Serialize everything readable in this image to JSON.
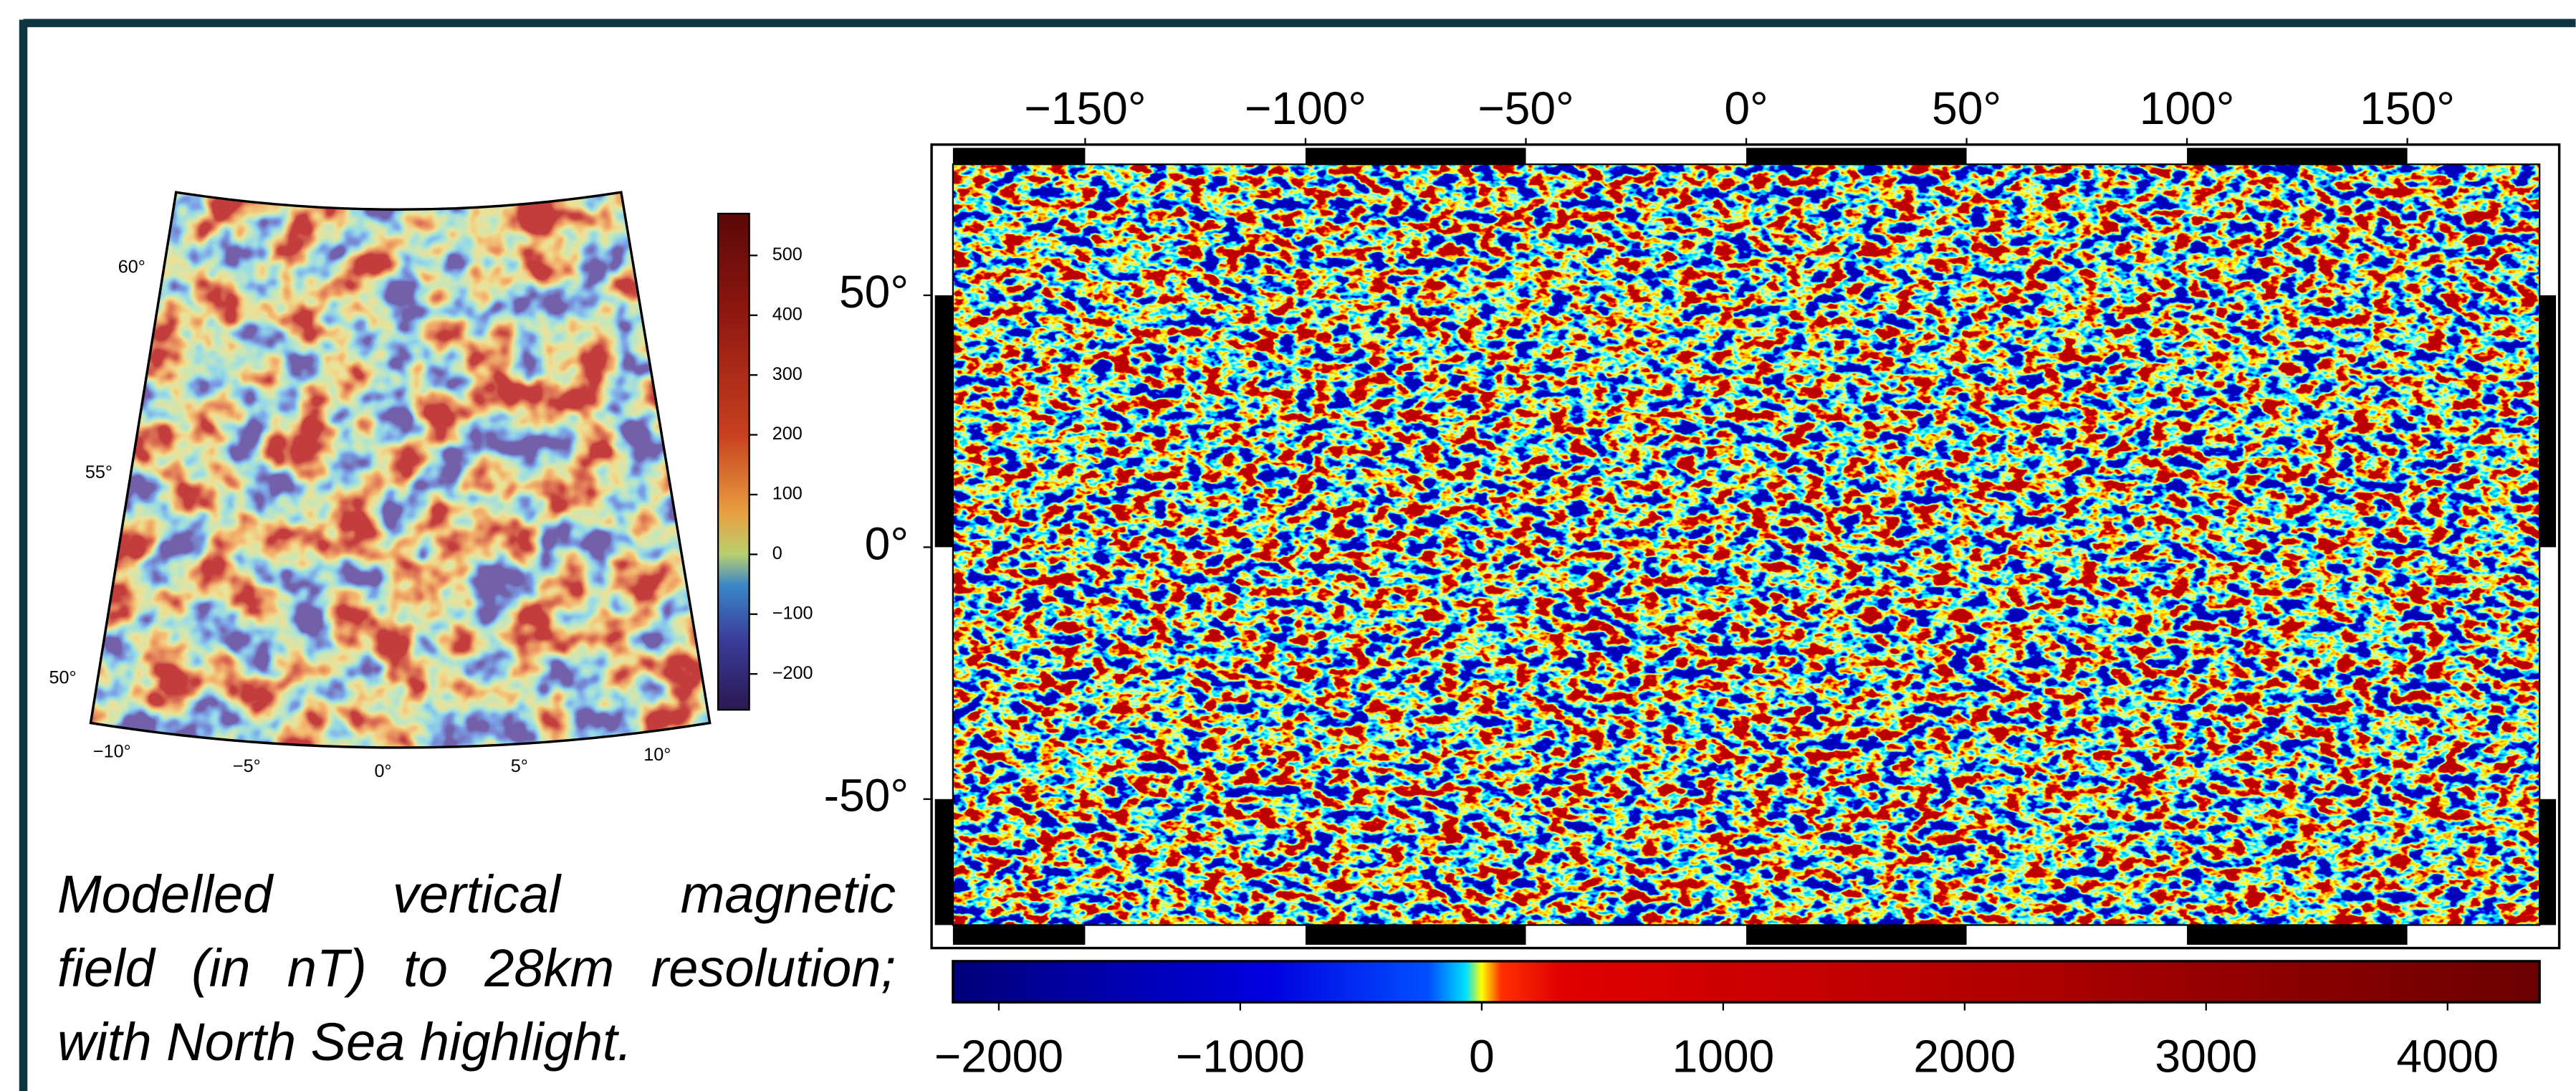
{
  "regional_map": {
    "lat_labels": [
      "60°",
      "55°",
      "50°"
    ],
    "lon_labels": [
      "−10°",
      "−5°",
      "0°",
      "5°",
      "10°"
    ],
    "colorbar": {
      "range": [
        -260,
        570
      ],
      "ticks": [
        500,
        400,
        300,
        200,
        100,
        0,
        {
          "value": -100,
          "label": "−100"
        },
        {
          "value": -200,
          "label": "−200"
        }
      ]
    }
  },
  "global_map": {
    "xlim": [
      -180,
      180
    ],
    "ylim": [
      -75,
      76
    ],
    "xticks": [
      {
        "value": -150,
        "label": "−150°"
      },
      {
        "value": -100,
        "label": "−100°"
      },
      {
        "value": -50,
        "label": "−50°"
      },
      {
        "value": 0,
        "label": "0°"
      },
      {
        "value": 50,
        "label": "50°"
      },
      {
        "value": 100,
        "label": "100°"
      },
      {
        "value": 150,
        "label": "150°"
      }
    ],
    "yticks": [
      {
        "value": 50,
        "label": "50°"
      },
      {
        "value": 0,
        "label": "0°"
      },
      {
        "value": -50,
        "label": "-50°"
      }
    ],
    "colorbar": {
      "range": [
        -2190,
        4381
      ],
      "ticks": [
        {
          "value": -2000,
          "label": "−2000"
        },
        {
          "value": -1000,
          "label": "−1000"
        },
        0,
        1000,
        2000,
        3000,
        4000
      ]
    }
  },
  "caption": {
    "lines": [
      "Modelled vertical magnetic",
      "field (in nT) to 28km resolution;",
      "with North Sea highlight."
    ]
  }
}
++++++++++++++++++++
Write the records above out again exactly, with no pictures in your copy.

- **Exercise output**:
Serialize everything readable in this image to JSON.
{
  "regional_map": {
    "lat_labels": [
      "60°",
      "55°",
      "50°"
    ],
    "lon_labels": [
      "−10°",
      "−5°",
      "0°",
      "5°",
      "10°"
    ],
    "colorbar": {
      "range": [
        -260,
        570
      ],
      "ticks": [
        500,
        400,
        300,
        200,
        100,
        0,
        {
          "value": -100,
          "label": "−100"
        },
        {
          "value": -200,
          "label": "−200"
        }
      ]
    }
  },
  "global_map": {
    "xlim": [
      -180,
      180
    ],
    "ylim": [
      -75,
      76
    ],
    "xticks": [
      {
        "value": -150,
        "label": "−150°"
      },
      {
        "value": -100,
        "label": "−100°"
      },
      {
        "value": -50,
        "label": "−50°"
      },
      {
        "value": 0,
        "label": "0°"
      },
      {
        "value": 50,
        "label": "50°"
      },
      {
        "value": 100,
        "label": "100°"
      },
      {
        "value": 150,
        "label": "150°"
      }
    ],
    "yticks": [
      {
        "value": 50,
        "label": "50°"
      },
      {
        "value": 0,
        "label": "0°"
      },
      {
        "value": -50,
        "label": "-50°"
      }
    ],
    "colorbar": {
      "range": [
        -2190,
        4381
      ],
      "ticks": [
        {
          "value": -2000,
          "label": "−2000"
        },
        {
          "value": -1000,
          "label": "−1000"
        },
        0,
        1000,
        2000,
        3000,
        4000
      ]
    }
  },
  "caption": {
    "lines": [
      "Modelled vertical magnetic",
      "field (in nT) to 28km resolution;",
      "with North Sea highlight."
    ]
  }
}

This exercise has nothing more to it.